→ **Directions for this task**
Report only the number of lines in the records that contain the word "signal".

++++ Input records ++++

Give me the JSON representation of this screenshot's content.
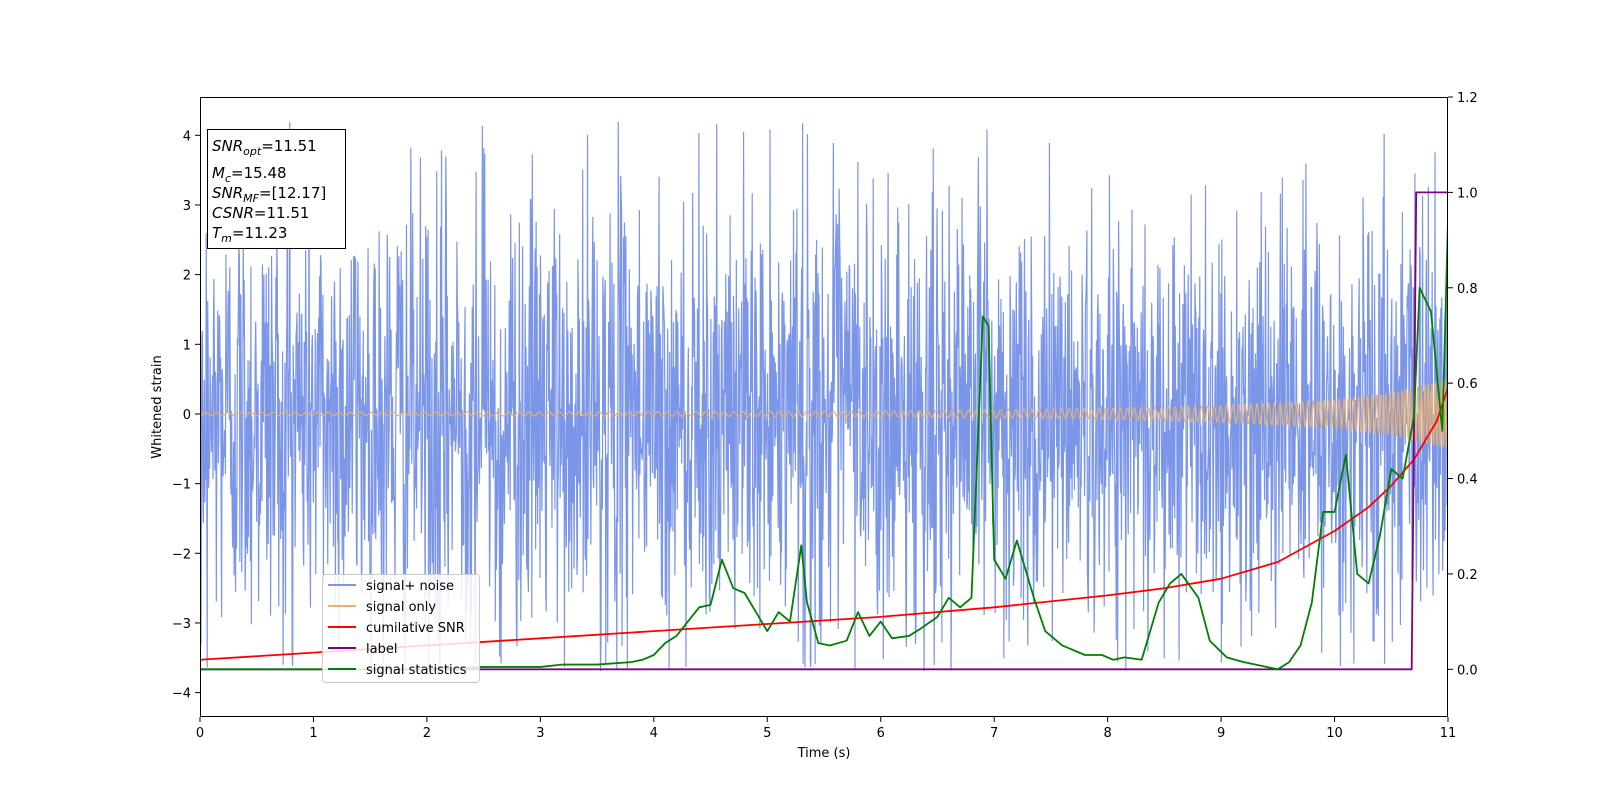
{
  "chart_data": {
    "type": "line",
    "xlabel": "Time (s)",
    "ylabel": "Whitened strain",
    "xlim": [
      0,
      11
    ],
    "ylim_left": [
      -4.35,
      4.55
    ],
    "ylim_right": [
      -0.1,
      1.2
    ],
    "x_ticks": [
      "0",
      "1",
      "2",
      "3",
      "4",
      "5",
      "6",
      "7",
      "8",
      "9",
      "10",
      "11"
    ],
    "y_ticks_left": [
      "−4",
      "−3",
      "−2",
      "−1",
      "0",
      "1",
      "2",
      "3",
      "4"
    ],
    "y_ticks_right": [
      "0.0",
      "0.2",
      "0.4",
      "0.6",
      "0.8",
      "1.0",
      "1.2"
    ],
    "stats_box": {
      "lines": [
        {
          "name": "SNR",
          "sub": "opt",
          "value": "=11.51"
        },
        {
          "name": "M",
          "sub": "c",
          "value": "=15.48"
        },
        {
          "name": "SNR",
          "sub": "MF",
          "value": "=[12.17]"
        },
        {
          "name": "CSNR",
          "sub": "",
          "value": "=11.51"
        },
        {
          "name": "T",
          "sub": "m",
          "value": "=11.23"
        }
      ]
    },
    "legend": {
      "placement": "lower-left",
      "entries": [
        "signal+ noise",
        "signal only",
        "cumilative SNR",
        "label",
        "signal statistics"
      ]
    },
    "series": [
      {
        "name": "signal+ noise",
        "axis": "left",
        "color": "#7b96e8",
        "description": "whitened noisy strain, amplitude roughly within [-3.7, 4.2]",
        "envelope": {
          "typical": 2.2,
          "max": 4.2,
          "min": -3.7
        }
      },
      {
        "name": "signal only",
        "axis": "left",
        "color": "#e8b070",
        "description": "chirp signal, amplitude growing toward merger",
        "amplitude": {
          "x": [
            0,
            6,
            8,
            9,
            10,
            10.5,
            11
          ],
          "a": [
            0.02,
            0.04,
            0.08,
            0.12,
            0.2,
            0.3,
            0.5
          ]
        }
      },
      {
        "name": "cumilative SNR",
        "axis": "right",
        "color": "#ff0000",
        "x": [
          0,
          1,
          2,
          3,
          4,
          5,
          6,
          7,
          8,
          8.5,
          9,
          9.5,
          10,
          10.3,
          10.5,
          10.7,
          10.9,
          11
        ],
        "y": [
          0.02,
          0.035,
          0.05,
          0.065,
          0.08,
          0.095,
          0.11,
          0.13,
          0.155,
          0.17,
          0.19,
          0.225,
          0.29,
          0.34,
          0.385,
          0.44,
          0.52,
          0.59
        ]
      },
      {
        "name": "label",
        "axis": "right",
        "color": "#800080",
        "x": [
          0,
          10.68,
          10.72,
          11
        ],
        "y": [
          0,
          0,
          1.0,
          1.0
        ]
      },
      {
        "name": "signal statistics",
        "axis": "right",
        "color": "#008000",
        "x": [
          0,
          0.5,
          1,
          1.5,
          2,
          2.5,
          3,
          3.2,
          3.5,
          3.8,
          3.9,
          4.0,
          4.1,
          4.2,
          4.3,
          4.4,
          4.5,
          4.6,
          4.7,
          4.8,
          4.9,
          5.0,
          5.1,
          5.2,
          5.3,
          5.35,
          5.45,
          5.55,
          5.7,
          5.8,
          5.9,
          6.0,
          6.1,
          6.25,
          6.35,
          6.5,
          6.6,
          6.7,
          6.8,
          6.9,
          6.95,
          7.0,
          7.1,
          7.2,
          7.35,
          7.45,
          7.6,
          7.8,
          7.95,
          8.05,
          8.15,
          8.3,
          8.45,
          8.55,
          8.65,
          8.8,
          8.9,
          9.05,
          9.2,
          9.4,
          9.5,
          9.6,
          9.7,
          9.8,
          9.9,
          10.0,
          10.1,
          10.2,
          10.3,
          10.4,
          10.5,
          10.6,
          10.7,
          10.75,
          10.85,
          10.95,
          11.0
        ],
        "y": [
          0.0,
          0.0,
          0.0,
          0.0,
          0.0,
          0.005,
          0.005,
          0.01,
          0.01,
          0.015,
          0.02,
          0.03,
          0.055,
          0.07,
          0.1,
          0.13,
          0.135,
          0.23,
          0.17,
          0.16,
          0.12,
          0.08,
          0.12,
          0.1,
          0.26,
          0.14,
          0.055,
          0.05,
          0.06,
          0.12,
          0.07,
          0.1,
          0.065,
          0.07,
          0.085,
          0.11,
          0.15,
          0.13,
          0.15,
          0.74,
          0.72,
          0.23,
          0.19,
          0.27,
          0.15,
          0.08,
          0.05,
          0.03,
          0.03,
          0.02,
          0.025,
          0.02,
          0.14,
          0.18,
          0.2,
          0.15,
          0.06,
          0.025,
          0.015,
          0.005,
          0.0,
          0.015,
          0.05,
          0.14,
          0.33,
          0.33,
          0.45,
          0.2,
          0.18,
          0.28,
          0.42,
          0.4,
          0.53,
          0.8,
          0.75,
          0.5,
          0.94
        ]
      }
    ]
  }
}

++++
++++ Input records ++++

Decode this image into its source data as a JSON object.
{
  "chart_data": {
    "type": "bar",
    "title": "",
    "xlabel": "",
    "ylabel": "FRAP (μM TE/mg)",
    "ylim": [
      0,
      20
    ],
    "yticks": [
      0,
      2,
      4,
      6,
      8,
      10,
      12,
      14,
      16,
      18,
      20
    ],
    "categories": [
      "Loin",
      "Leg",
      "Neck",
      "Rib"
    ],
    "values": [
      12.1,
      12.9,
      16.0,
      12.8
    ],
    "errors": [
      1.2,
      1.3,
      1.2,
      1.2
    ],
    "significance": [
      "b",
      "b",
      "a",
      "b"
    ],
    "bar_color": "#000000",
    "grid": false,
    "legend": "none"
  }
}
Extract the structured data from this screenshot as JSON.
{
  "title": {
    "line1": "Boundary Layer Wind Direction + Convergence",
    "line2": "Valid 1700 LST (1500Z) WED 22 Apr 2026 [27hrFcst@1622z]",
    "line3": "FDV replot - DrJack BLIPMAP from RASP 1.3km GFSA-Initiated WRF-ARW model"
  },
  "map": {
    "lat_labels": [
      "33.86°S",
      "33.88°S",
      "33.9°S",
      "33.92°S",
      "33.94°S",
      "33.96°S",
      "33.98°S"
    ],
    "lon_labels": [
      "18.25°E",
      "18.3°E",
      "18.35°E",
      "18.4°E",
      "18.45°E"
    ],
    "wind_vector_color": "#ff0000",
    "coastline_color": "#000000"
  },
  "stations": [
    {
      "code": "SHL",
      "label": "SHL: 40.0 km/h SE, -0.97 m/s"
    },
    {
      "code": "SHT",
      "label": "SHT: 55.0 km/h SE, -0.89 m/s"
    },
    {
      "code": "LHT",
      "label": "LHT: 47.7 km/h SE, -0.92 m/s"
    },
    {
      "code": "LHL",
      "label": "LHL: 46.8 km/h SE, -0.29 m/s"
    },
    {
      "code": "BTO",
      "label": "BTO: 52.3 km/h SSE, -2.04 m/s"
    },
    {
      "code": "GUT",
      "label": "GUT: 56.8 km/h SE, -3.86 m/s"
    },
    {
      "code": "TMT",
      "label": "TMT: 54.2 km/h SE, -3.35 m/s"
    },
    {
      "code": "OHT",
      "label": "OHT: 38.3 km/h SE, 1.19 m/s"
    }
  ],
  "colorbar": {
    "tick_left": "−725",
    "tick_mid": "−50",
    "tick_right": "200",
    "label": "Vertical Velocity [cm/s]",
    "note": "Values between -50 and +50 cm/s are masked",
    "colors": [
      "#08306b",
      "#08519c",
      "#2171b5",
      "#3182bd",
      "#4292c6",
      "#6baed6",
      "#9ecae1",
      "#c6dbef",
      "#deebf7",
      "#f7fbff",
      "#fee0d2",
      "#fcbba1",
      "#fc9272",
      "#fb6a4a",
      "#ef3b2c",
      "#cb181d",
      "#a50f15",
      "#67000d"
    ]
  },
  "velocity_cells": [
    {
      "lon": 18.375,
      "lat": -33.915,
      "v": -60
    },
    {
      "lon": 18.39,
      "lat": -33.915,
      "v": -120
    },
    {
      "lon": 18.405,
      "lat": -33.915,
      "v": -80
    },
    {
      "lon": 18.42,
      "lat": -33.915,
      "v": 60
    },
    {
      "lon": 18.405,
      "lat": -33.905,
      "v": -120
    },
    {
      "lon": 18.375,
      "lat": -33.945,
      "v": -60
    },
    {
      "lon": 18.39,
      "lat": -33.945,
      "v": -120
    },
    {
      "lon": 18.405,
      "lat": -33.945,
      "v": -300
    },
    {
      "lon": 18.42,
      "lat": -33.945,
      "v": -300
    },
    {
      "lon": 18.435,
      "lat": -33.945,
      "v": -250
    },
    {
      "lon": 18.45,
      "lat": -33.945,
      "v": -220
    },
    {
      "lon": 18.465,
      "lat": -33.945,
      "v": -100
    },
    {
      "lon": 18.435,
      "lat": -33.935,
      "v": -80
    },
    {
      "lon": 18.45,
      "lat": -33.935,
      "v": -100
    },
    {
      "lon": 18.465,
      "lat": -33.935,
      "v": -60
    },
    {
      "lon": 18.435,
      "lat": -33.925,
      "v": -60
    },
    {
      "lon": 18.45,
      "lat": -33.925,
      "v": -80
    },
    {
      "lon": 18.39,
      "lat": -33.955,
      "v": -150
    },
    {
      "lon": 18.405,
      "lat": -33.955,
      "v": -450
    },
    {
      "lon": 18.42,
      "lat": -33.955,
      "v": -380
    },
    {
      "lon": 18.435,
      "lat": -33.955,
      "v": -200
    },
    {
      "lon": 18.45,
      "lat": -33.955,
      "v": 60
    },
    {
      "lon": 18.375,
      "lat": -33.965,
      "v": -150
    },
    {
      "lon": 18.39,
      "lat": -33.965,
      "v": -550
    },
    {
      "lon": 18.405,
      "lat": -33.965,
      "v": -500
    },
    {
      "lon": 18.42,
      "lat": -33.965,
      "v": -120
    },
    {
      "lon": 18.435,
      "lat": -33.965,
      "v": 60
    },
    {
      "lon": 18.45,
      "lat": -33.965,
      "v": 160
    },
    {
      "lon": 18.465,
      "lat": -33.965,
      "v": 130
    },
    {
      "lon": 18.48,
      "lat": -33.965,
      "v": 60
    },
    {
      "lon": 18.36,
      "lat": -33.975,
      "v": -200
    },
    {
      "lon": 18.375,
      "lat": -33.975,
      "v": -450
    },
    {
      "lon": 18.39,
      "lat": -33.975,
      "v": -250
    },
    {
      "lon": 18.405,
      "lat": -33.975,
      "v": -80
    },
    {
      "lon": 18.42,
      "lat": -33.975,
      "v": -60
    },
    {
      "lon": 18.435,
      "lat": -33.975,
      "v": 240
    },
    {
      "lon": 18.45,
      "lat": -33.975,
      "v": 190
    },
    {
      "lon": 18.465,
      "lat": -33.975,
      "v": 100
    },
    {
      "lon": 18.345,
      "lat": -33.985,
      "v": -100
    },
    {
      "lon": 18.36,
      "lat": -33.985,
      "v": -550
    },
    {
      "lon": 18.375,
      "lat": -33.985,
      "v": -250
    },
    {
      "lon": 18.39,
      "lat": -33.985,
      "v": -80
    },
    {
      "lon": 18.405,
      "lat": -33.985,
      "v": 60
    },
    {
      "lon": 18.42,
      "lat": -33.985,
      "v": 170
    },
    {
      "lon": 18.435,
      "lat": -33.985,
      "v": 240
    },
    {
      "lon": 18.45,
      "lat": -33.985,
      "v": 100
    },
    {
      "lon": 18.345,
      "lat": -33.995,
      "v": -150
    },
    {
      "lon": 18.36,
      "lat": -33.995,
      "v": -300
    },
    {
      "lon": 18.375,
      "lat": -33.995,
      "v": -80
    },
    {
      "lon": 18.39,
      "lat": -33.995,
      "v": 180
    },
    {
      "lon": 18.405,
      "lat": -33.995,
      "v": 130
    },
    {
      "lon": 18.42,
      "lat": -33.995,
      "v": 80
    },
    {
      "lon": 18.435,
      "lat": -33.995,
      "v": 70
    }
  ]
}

++++

→ **Right answer**
7